▸ What the exercise asks: In the data that follows, count every line holding the string "реализации" and give the count alone.

▸ Given data:
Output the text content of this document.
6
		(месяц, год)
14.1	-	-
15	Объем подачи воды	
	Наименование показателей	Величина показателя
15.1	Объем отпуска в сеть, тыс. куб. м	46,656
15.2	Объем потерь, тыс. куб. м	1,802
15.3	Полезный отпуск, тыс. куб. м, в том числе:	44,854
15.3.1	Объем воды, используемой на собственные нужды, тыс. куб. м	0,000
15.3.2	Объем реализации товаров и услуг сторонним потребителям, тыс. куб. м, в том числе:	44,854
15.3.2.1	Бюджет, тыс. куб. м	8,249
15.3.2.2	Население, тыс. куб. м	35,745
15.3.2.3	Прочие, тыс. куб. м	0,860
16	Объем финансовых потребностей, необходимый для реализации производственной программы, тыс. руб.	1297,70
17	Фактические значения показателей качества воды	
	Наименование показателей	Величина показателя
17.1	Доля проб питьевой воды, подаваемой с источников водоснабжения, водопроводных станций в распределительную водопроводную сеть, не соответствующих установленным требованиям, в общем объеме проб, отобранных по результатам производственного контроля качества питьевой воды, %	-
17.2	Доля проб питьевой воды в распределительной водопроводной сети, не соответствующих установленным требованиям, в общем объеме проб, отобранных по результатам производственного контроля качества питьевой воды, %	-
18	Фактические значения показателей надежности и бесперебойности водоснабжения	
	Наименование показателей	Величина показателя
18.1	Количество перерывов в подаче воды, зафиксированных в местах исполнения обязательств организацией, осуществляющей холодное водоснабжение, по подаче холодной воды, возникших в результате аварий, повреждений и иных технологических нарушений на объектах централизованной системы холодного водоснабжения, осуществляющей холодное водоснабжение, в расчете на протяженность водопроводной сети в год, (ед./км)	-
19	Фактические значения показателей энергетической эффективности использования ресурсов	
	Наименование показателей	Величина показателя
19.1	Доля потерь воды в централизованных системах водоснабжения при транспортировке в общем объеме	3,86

▸ Exercise solution: 2